The problem » Within this material, how many lines have the string "Class" in them? The answer is a number, with nothing added.

-=-=-

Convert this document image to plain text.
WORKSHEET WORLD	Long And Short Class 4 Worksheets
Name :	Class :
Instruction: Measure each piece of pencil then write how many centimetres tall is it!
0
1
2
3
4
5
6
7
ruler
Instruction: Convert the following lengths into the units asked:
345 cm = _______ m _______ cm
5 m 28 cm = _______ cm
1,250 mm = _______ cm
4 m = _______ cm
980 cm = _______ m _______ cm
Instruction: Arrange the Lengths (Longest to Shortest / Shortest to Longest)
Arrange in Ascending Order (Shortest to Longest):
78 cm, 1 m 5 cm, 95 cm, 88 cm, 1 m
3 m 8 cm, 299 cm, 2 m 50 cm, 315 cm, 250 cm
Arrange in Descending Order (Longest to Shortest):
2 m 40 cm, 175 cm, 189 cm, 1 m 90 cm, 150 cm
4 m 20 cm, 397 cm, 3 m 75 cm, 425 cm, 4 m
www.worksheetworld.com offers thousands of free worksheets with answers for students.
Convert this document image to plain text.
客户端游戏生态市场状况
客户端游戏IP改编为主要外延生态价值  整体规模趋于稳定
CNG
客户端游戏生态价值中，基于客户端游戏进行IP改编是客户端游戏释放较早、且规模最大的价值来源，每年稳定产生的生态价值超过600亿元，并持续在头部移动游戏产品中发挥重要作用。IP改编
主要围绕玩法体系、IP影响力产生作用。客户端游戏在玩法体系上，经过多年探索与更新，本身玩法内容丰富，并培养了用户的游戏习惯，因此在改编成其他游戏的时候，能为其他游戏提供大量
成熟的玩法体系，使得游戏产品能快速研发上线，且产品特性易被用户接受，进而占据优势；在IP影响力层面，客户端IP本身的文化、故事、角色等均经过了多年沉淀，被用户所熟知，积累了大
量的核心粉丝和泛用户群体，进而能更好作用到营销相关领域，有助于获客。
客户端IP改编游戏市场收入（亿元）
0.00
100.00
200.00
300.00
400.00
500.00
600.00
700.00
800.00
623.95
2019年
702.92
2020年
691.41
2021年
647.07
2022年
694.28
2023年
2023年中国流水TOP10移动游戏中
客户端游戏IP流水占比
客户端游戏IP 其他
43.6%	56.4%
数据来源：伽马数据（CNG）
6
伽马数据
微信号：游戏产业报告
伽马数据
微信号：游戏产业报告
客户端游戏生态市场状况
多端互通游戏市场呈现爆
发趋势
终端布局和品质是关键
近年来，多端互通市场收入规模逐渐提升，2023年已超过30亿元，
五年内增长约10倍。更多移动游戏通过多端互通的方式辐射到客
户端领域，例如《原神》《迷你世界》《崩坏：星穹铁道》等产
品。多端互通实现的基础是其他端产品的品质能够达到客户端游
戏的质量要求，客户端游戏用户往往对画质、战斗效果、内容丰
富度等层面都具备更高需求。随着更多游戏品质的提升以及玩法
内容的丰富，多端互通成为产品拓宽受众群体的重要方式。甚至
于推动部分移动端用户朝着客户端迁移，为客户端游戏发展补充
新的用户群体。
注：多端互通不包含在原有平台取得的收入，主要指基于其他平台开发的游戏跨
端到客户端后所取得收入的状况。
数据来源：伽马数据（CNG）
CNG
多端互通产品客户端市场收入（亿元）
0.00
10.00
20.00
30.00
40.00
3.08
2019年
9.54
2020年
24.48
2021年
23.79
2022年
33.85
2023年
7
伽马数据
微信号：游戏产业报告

-=-=-

Solution » 2